» DOKUMENTTEXT

□ □ □ □

Die WM im Farbrausch: Pink is the new black
Etliche Stars tragen bei der WM pinke Fußballschuhe. Woran liegt das?
Eigentlich würde Deniz Undav gerne einen Klassiker am Fuß tragen. Beim DFB-Auftaktsieg gegen Curacao (7:1) erzielte er seinen Treffer aber nicht mit dem Modell "Copa Mundial" von Ausrüster adidas, das der deutsche Nationalspieler beim Teamfoto in Winston-Salem trug. Wie fast alle seine Mitspieler lief der Stuttgarter mit knalliger Schuhfarbe auf - und liegt damit bei der WM voll im Trend: Pink is the new black.
Auffallend viele Spieler tragen bei dieser Endrunde pinke Treter von allen möglichen Marken. Aus mehreren Gründen. "Was wir immer wieder von unseren Kunden und Sportlern hören, ist, dass man bei einer so auffälligen und leuchtenden Farbe wie Pink den Eindruck gewinnen muss, man müsse schon sehr talentiert sein, um solche Farben tragen zu können", sagte Nike-Vertreter Odinga Nimako bei The Athletic.
Und: Eine "optimale Sichtbarkeit" hilft auch bei der Vermarktung. "Pink hebt sich wirklich gut vom grünen Gras auf dem Spielfeld ab, egal ob man auf der Tribüne sitzt oder am Fernseher zuschaut", meinte Nimako: "Gleichzeitig hat Pink aber auch eine gewisse Akzeptanz erreicht, sodass es nicht zu speziell ist, sondern ein breites Publikum anspricht."

□ □ □ □

» AUFGABE
Zähle alle Organisationen (Verbände, Unternehmen, Medien) auf, die der Artikel über pinke Fußballschuhe namentlich erwähnt, in der Reihenfolge ihres ersten Auftretens.

□ □ □ □

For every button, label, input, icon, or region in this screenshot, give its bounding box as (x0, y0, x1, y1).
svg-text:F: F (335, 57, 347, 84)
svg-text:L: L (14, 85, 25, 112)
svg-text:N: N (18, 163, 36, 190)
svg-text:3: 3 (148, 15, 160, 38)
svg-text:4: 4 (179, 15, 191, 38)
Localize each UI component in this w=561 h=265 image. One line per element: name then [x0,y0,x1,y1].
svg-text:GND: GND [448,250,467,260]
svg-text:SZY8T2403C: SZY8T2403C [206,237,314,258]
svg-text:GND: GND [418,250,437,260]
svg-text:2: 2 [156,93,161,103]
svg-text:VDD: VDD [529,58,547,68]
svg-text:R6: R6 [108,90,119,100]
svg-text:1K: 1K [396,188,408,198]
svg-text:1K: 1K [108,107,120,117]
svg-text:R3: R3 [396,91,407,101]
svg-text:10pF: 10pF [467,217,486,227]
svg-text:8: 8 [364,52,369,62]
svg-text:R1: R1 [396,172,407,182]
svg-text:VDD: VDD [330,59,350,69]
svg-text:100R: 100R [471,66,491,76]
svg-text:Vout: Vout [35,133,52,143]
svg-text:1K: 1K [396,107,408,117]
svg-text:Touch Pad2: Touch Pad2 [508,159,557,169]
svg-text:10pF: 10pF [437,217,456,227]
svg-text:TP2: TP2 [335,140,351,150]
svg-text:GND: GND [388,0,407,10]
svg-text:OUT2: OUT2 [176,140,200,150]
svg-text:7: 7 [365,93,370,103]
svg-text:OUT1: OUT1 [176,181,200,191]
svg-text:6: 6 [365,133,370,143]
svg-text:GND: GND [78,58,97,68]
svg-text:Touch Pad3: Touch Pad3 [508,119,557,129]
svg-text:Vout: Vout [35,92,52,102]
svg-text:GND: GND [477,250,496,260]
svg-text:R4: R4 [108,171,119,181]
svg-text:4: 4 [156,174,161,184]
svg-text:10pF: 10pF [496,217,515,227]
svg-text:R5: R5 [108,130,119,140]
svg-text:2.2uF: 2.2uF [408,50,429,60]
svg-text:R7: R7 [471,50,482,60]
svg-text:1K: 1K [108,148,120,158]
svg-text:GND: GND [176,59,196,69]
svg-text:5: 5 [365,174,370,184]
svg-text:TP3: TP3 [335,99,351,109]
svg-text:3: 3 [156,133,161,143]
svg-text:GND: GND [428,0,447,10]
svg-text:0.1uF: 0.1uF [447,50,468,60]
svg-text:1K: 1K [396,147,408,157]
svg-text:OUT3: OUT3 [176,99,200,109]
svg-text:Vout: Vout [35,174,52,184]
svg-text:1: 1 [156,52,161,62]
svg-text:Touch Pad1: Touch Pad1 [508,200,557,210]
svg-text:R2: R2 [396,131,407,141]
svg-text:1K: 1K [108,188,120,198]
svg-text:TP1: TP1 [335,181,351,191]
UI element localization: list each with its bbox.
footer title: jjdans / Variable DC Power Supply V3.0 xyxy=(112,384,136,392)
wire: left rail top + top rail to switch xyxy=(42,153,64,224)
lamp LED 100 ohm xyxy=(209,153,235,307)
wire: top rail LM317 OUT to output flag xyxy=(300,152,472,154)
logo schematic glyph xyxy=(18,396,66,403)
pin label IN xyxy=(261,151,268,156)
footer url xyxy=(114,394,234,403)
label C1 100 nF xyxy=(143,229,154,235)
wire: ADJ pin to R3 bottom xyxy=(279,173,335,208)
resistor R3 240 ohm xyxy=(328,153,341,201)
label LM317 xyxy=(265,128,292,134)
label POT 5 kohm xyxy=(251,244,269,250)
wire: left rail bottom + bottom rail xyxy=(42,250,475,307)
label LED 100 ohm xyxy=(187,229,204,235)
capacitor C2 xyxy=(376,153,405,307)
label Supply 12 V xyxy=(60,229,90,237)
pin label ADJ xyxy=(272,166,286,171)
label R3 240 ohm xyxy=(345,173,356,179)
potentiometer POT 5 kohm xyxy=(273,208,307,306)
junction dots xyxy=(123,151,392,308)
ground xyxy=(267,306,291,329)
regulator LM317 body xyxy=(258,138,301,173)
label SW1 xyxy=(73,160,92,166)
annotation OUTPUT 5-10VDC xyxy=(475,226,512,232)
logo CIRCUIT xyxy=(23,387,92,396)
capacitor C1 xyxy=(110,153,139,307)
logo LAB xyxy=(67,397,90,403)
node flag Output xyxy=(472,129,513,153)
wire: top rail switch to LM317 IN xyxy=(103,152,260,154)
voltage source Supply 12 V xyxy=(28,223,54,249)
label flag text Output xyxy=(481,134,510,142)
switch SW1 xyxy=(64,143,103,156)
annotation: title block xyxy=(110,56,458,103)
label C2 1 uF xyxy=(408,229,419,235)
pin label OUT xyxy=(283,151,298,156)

□ □ □ □

» LÖSUNG
DFB, adidas, Nike, The Athletic